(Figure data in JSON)
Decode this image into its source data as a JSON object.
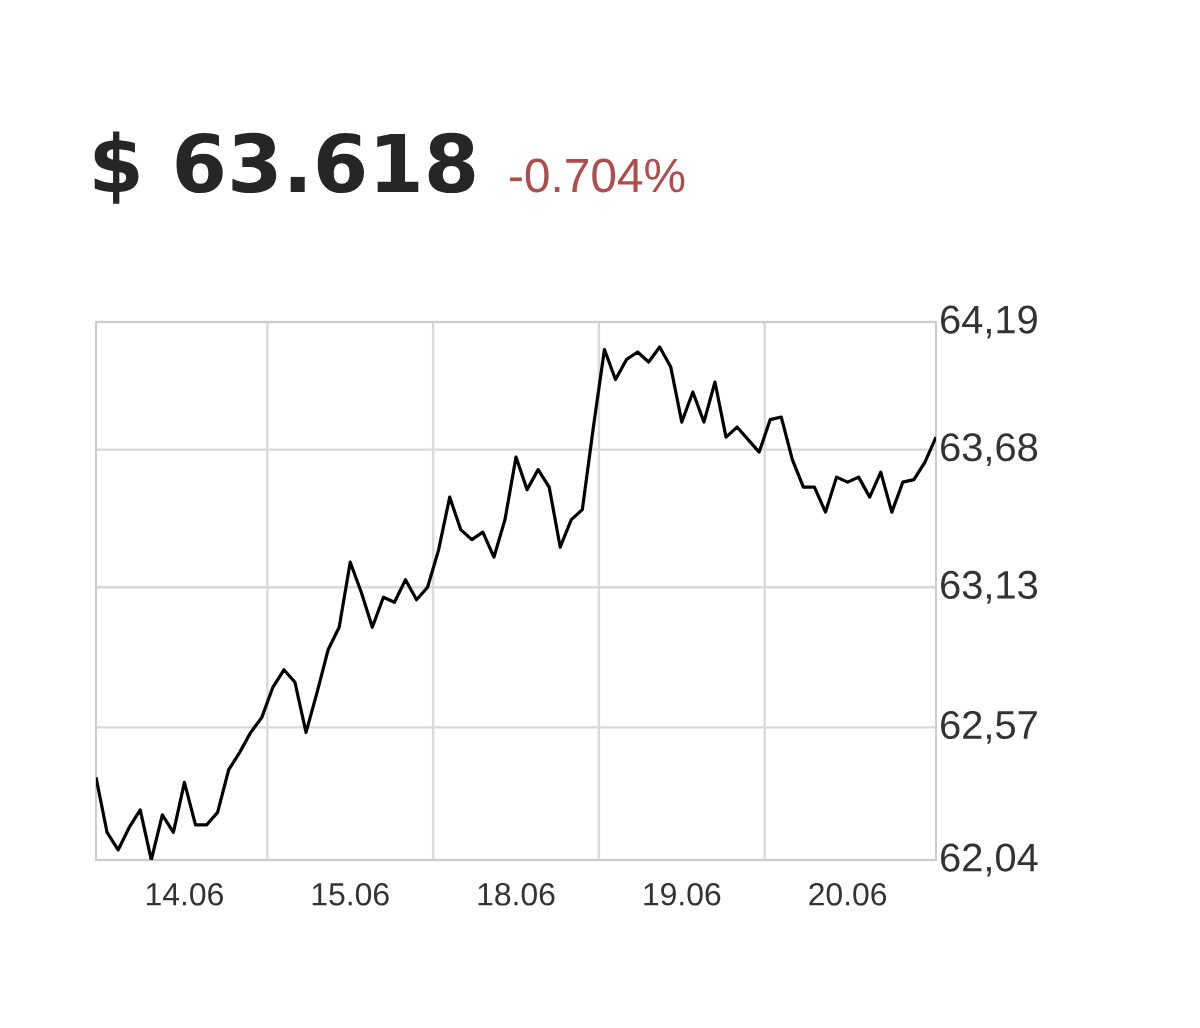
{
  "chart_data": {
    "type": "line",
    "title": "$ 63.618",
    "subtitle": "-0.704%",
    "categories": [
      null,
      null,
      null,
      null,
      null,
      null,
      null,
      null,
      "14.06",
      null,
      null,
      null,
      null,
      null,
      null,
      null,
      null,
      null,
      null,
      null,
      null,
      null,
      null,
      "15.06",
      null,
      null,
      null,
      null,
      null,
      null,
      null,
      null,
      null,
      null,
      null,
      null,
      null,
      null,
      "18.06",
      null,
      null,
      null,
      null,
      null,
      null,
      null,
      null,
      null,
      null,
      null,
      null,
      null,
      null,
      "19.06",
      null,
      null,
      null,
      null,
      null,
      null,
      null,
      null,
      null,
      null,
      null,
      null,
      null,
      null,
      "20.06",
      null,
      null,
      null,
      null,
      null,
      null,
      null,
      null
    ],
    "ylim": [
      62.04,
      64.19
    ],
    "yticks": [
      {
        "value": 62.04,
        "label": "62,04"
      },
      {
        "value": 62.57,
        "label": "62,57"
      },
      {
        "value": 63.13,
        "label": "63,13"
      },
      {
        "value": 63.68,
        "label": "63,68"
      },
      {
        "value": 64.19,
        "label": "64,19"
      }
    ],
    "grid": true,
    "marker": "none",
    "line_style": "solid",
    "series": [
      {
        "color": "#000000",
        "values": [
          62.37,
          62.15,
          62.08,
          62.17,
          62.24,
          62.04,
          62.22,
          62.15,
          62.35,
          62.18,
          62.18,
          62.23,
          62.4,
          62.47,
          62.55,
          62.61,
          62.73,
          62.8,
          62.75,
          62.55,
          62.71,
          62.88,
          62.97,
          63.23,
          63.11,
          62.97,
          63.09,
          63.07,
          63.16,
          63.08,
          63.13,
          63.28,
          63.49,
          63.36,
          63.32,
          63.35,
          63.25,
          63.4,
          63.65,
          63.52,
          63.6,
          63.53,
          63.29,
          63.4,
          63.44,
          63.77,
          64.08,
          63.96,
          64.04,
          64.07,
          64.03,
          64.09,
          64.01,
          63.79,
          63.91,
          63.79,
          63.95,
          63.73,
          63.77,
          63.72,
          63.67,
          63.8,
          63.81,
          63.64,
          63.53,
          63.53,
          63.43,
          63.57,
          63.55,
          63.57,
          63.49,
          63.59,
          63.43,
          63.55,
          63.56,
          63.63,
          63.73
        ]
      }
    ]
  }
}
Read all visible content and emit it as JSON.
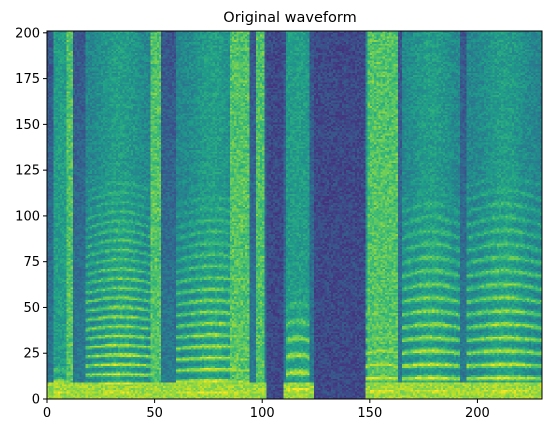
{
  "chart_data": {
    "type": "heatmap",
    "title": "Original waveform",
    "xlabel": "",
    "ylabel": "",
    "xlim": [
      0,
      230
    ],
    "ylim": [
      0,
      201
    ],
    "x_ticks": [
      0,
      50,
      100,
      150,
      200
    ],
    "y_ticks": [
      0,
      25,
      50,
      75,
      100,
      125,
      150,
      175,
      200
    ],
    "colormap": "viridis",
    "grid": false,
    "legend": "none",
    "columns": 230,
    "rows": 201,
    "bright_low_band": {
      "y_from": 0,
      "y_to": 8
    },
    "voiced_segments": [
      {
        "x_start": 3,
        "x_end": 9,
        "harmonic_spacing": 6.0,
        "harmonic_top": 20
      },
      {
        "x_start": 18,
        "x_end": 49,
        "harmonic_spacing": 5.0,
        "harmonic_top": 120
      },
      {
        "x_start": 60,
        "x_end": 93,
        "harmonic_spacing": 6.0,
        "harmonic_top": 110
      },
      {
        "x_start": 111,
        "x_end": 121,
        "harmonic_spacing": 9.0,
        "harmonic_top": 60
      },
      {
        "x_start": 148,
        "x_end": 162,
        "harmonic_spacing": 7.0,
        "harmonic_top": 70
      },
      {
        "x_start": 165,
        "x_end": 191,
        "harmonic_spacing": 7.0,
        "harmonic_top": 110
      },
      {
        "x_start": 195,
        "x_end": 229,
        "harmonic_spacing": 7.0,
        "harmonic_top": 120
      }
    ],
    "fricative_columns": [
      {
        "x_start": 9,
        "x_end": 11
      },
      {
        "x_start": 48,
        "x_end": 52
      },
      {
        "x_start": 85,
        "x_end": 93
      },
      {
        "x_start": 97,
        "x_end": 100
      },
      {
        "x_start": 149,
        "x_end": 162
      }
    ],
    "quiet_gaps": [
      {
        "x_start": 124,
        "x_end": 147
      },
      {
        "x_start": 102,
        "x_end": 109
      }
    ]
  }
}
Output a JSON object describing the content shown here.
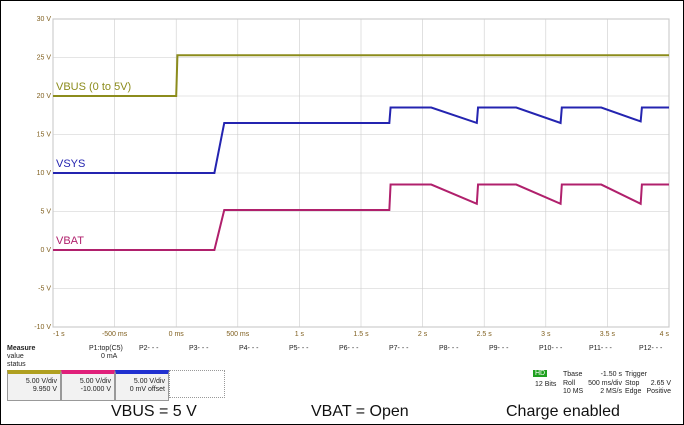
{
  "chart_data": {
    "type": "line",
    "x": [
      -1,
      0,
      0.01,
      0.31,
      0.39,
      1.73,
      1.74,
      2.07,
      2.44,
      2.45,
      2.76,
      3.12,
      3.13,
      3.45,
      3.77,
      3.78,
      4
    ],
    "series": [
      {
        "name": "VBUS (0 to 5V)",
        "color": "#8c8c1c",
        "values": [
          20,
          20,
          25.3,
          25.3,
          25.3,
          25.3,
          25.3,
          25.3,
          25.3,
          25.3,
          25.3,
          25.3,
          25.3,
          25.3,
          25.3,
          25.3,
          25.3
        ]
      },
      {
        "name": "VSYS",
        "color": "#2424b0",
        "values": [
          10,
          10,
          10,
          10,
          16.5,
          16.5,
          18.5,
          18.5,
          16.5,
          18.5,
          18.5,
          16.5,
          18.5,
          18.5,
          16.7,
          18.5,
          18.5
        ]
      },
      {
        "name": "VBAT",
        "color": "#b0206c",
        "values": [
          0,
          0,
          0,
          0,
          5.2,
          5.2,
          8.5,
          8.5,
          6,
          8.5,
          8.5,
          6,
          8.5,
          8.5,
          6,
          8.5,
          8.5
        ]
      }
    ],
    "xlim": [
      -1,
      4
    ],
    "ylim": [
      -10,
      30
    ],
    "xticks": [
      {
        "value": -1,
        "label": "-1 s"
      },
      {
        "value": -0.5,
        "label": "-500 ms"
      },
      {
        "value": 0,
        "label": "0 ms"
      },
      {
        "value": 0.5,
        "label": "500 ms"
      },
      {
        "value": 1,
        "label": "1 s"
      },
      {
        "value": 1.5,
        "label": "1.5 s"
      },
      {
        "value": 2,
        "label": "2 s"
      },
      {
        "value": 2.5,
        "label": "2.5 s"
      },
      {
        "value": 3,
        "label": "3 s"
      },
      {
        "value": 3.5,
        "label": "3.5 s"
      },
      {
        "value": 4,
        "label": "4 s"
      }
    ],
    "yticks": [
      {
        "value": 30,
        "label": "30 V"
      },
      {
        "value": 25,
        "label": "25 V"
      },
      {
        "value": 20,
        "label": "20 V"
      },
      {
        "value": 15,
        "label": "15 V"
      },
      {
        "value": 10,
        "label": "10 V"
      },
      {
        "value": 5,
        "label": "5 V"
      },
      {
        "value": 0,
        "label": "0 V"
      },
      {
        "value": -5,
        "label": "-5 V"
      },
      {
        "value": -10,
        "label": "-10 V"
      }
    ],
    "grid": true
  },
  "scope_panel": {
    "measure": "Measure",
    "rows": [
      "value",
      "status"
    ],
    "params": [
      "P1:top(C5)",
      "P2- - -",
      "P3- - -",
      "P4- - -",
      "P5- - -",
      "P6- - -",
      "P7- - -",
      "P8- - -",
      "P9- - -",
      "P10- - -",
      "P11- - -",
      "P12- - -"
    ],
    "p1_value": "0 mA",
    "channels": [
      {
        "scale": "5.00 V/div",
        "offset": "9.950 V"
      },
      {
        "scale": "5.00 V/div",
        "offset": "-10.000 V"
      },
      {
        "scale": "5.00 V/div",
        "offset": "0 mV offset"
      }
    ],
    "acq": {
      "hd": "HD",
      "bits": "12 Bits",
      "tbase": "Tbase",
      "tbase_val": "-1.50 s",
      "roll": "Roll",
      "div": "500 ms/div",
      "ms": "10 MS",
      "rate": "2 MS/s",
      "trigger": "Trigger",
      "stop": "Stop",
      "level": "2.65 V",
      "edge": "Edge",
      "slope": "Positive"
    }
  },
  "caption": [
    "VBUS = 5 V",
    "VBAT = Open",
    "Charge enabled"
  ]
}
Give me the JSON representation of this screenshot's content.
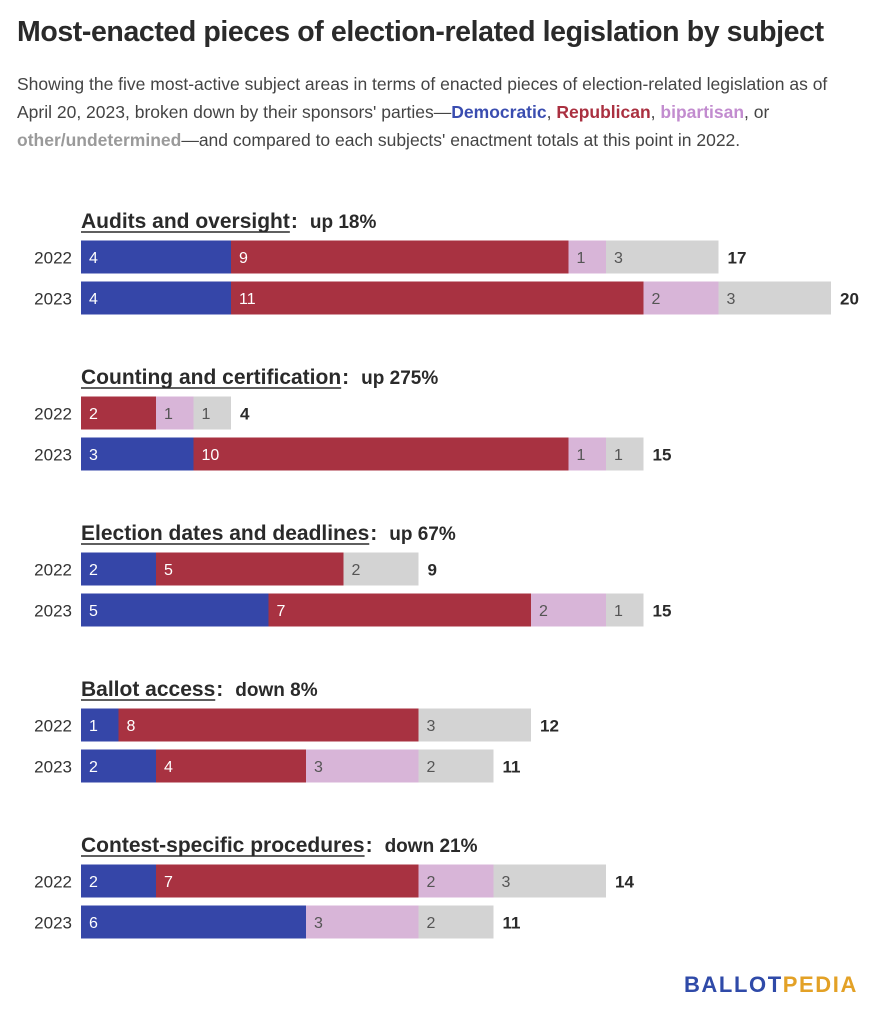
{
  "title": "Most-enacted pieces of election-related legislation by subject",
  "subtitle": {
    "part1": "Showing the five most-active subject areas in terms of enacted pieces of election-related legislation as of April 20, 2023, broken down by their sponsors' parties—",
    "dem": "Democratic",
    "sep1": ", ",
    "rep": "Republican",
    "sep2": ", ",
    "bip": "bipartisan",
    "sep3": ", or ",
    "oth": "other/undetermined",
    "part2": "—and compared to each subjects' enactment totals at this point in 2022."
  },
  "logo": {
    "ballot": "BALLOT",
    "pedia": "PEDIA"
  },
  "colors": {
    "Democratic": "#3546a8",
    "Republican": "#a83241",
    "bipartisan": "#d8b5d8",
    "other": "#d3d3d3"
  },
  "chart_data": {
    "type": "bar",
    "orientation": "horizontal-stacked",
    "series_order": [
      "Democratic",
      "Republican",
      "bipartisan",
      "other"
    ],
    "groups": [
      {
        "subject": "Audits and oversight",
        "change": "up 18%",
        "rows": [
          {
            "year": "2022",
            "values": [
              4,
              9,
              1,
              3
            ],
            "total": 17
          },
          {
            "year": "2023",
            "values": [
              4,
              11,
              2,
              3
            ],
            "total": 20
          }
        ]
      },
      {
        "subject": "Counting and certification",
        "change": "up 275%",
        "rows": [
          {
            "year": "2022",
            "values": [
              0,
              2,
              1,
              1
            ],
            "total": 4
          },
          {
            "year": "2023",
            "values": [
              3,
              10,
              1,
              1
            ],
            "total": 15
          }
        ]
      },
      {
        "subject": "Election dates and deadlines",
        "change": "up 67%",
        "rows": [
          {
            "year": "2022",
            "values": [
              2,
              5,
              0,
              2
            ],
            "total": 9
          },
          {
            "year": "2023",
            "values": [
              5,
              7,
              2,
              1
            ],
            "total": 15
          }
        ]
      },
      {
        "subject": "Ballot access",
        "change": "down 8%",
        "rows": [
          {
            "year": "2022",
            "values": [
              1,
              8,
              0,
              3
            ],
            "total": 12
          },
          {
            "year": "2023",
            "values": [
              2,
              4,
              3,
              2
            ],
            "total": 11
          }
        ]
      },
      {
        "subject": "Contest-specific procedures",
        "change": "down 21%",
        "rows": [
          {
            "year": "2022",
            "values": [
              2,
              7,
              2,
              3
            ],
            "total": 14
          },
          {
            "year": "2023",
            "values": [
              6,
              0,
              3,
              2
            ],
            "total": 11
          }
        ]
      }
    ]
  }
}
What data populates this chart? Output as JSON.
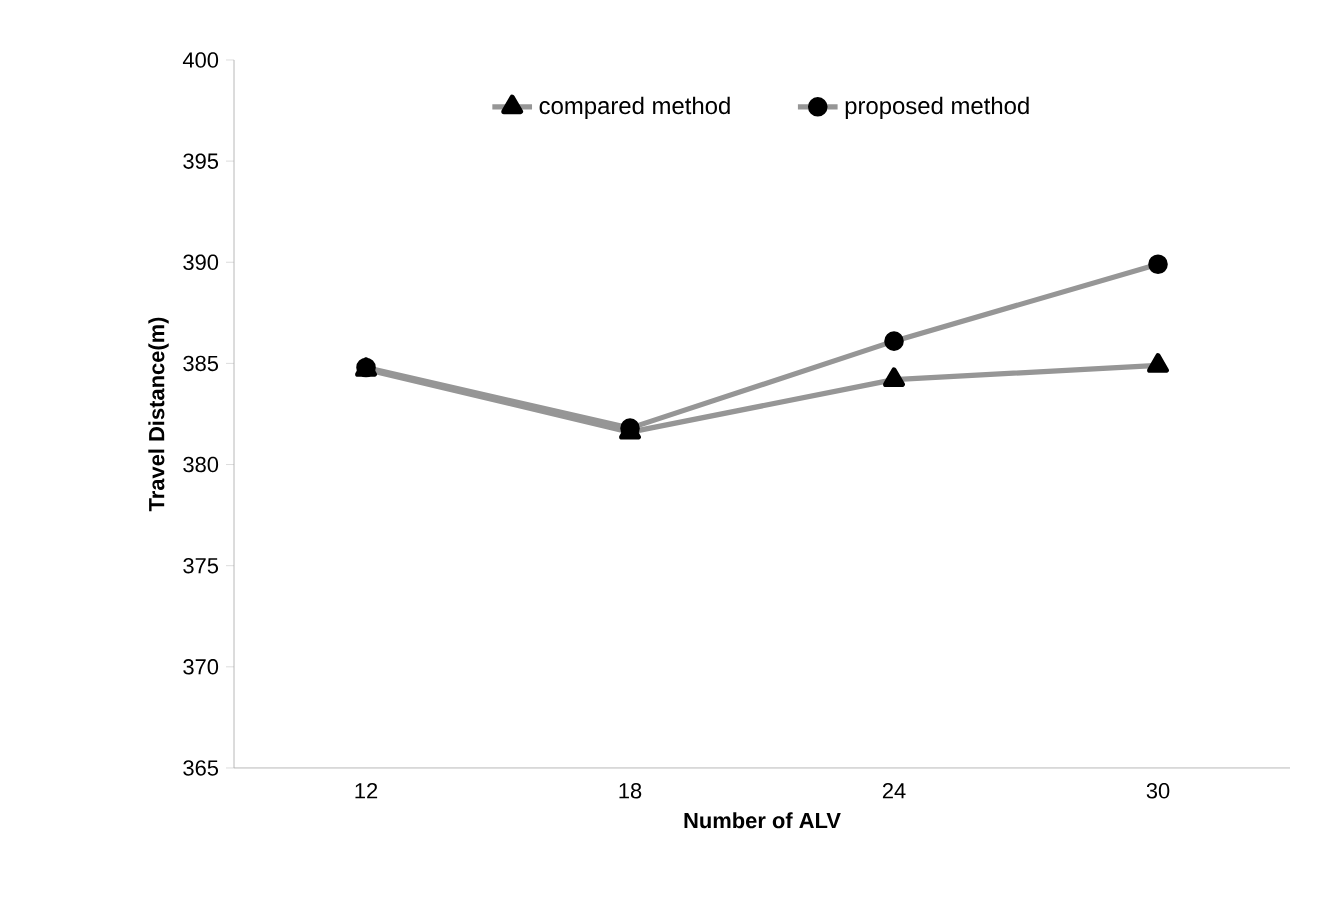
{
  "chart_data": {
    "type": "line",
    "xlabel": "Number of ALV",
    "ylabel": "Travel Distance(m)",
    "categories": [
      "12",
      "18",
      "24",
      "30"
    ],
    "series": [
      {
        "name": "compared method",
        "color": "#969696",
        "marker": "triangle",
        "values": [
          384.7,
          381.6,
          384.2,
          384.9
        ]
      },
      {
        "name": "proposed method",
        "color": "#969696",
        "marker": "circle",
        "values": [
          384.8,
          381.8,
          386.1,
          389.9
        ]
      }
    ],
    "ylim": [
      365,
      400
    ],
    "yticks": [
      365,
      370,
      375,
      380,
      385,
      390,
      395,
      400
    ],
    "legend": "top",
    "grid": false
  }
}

AIM -
Check each line of the records above for "down", and copy those that have it.

RESULT FOR THIS EXERCISE -
    "part1": "Showing the five most-active subject areas in terms of enacted pieces of election-related legislation as of April 20, 2023, broken down by their sponsors' parties—",
        "change": "down 8%",
        "change": "down 21%",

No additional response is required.